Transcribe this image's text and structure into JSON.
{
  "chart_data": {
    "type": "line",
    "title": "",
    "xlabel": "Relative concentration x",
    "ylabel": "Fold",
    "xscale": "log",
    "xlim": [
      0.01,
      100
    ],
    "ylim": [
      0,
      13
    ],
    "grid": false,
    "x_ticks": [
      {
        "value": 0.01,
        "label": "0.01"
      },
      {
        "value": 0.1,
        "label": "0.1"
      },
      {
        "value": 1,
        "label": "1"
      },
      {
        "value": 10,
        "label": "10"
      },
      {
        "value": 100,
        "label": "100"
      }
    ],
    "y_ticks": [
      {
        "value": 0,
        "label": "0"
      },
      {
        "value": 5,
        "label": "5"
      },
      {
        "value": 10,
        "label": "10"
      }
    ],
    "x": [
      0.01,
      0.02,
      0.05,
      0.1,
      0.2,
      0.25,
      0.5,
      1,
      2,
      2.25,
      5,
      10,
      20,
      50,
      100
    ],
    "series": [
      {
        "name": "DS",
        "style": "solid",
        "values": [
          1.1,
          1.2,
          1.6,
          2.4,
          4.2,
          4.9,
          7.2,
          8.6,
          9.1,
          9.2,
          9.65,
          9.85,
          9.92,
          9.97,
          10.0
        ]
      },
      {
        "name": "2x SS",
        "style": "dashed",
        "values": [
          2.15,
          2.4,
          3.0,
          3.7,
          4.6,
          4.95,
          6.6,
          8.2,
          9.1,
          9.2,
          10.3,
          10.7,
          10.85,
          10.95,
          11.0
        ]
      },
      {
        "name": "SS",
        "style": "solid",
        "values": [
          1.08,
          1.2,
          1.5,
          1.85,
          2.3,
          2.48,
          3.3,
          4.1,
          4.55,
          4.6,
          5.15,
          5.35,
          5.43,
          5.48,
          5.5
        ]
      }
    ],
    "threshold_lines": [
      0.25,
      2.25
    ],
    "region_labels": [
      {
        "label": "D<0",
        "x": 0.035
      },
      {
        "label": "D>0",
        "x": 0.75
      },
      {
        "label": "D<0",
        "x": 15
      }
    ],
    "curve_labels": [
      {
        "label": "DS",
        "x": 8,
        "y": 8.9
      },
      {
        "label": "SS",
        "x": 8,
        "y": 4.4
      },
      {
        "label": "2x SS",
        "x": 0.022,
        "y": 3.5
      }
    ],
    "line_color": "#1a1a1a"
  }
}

+-------+

Copy out the full material exactly as it appears.

ANSWER FOR THIS EXERCISE =>
Transcribe this image's text and structure into JSON.
{
  "chart_data": {
    "type": "line",
    "title": "",
    "xlabel": "Relative concentration x",
    "ylabel": "Fold",
    "xscale": "log",
    "xlim": [
      0.01,
      100
    ],
    "ylim": [
      0,
      13
    ],
    "grid": false,
    "x_ticks": [
      {
        "value": 0.01,
        "label": "0.01"
      },
      {
        "value": 0.1,
        "label": "0.1"
      },
      {
        "value": 1,
        "label": "1"
      },
      {
        "value": 10,
        "label": "10"
      },
      {
        "value": 100,
        "label": "100"
      }
    ],
    "y_ticks": [
      {
        "value": 0,
        "label": "0"
      },
      {
        "value": 5,
        "label": "5"
      },
      {
        "value": 10,
        "label": "10"
      }
    ],
    "x": [
      0.01,
      0.02,
      0.05,
      0.1,
      0.2,
      0.25,
      0.5,
      1,
      2,
      2.25,
      5,
      10,
      20,
      50,
      100
    ],
    "series": [
      {
        "name": "DS",
        "style": "solid",
        "values": [
          1.1,
          1.2,
          1.6,
          2.4,
          4.2,
          4.9,
          7.2,
          8.6,
          9.1,
          9.2,
          9.65,
          9.85,
          9.92,
          9.97,
          10.0
        ]
      },
      {
        "name": "2x SS",
        "style": "dashed",
        "values": [
          2.15,
          2.4,
          3.0,
          3.7,
          4.6,
          4.95,
          6.6,
          8.2,
          9.1,
          9.2,
          10.3,
          10.7,
          10.85,
          10.95,
          11.0
        ]
      },
      {
        "name": "SS",
        "style": "solid",
        "values": [
          1.08,
          1.2,
          1.5,
          1.85,
          2.3,
          2.48,
          3.3,
          4.1,
          4.55,
          4.6,
          5.15,
          5.35,
          5.43,
          5.48,
          5.5
        ]
      }
    ],
    "threshold_lines": [
      0.25,
      2.25
    ],
    "region_labels": [
      {
        "label": "D<0",
        "x": 0.035
      },
      {
        "label": "D>0",
        "x": 0.75
      },
      {
        "label": "D<0",
        "x": 15
      }
    ],
    "curve_labels": [
      {
        "label": "DS",
        "x": 8,
        "y": 8.9
      },
      {
        "label": "SS",
        "x": 8,
        "y": 4.4
      },
      {
        "label": "2x SS",
        "x": 0.022,
        "y": 3.5
      }
    ],
    "line_color": "#1a1a1a"
  }
}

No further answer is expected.